>> START SOURCE PASSAGE

Kenny Sharretts has worked as a drum tech for Melissa Etheridge, Kelly Clarkson, Peter Frampton, Joss Stone, The American Idols Live, 30 Seconds to Mars, and Smashmouth. He is the current drum tech for Stevie Wonder and Rihanna. As a drummer, he has worked for several Texas legends including Monte Montgomery, Kevin Fowler, Joe King Carrasco, Rusty Wier, George Devore, and Custard Pie. He is also an active member of the band So Called Underground.
Kenny sent me a total of 6 tips that will be released once a week for the next 6 weeks! If you enjoy the tips please leave Kenny a comment or question by clicking here!
Kenny’s Pro Drum Tip: Center Your Bass Drum Hole
Holes in bass drum heads are like a colonoscopy. A necessary evil in a live setting. Most soundmen at a club level do not have the luxury of being able to isolate the kick drum sound and maximize click AND thump without a hole. Since the big dogs usually use 2 microphones for the kick (usually an SM91 inside the drum, and an SM 52/ D112/etc. in the hole), the hole becomes mandatory unless you mount the microphones inside the kick. So where to put the hole? How big should it be? As far as size goes, 5-7 inches across is all you need. Any more and the tone of the head significantly suffers. More head, more tone. Any smaller, and you can’t position the BD mic very easily. As far as where to put the hole, a lot of cats put the hole in the lower left or right-hand corners of the drum. This is a useful technique if you want a lot of overtones in your kick sound (i.e. sounds like an old school un-ported marching bass drum). My preference, however, is to have a tight, punchy kick with controlled, but voluminous bottom-end. This is achieved by cutting the hole DEAD CENTER of the bass drum head. Think about it like dropping a pebble in a pond. The circles of sound go outward from the center of the head. By cutting the hole dead center, you maintain the continuity of the circular sound waves. A hole in the side, just breaks them up, thereby creating more unnecessary overtones. I began using the “center hole” technique with Kenny Aronoff on a Melissa Etheridge tour. The FOH (front of house) mixer said the difference was night and day in terms of punch, bottom end, and control.

>> END SOURCE PASSAGE

TASK LIST
a - Translate this sentence from the bass drum tip into Spanish: "The circles of sound go outward from the center of the head."
b - Reproduce the part of the bass drum tip starting at "Kenny Sharretts has" and ending at "So Called Underground.".

>> START DATA RECORDS

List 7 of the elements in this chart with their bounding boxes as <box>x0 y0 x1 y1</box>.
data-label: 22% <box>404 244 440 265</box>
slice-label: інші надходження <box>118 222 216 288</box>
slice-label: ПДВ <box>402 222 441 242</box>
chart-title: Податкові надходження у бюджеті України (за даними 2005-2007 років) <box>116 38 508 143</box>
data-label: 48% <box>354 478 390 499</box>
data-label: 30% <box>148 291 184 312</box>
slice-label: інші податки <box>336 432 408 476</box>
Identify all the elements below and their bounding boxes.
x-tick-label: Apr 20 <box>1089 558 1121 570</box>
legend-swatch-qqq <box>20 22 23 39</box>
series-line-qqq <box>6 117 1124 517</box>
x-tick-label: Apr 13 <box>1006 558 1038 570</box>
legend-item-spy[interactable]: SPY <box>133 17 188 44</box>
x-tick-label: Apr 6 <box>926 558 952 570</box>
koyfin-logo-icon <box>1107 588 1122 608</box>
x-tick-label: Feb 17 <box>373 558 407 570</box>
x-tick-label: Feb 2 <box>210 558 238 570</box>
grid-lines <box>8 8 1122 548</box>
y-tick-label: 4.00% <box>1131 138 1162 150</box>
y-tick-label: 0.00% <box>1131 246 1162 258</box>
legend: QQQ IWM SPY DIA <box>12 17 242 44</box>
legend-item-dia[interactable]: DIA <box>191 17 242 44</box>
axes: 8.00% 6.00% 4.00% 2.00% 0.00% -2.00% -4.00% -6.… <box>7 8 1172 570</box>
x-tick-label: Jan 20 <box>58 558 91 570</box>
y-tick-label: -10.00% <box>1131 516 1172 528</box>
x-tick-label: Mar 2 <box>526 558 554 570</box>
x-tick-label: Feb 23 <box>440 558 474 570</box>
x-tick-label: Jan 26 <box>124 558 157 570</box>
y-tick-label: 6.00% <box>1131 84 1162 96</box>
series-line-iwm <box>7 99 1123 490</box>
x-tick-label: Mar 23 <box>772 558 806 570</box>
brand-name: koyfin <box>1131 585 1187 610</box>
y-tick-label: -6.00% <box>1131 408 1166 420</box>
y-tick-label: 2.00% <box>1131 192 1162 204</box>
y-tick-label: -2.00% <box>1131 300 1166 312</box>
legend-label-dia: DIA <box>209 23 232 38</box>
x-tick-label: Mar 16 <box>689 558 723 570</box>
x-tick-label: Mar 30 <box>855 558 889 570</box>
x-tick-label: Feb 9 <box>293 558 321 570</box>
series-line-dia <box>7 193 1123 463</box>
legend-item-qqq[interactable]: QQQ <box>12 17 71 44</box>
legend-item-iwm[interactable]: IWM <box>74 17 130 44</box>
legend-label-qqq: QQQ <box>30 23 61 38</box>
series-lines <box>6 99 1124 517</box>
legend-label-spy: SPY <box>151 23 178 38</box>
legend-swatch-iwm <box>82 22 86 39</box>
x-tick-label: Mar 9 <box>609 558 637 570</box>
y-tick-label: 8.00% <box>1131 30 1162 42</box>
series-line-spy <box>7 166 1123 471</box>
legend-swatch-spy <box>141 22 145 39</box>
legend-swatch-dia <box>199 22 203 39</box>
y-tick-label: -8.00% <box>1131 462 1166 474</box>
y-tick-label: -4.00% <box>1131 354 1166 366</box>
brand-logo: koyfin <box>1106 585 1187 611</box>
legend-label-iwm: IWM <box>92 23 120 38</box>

>> END DATA RECORDS

RESPONSES FOR EACH TASK
a - Los círculos de sonido se expanden hacia afuera desde el centro del parche.

b -
Kenny Sharretts has worked as a drum tech for Melissa Etheridge, Kelly Clarkson, Peter Frampton, Joss Stone, The American Idols Live, 30 Seconds to Mars, and Smashmouth. He is the current drum tech for Stevie Wonder and Rihanna. As a drummer, he has worked for several Texas legends including Monte Montgomery, Kevin Fowler, Joe King Carrasco, Rusty Wier, George Devore, and Custard Pie. He is also an active member of the band So Called Underground.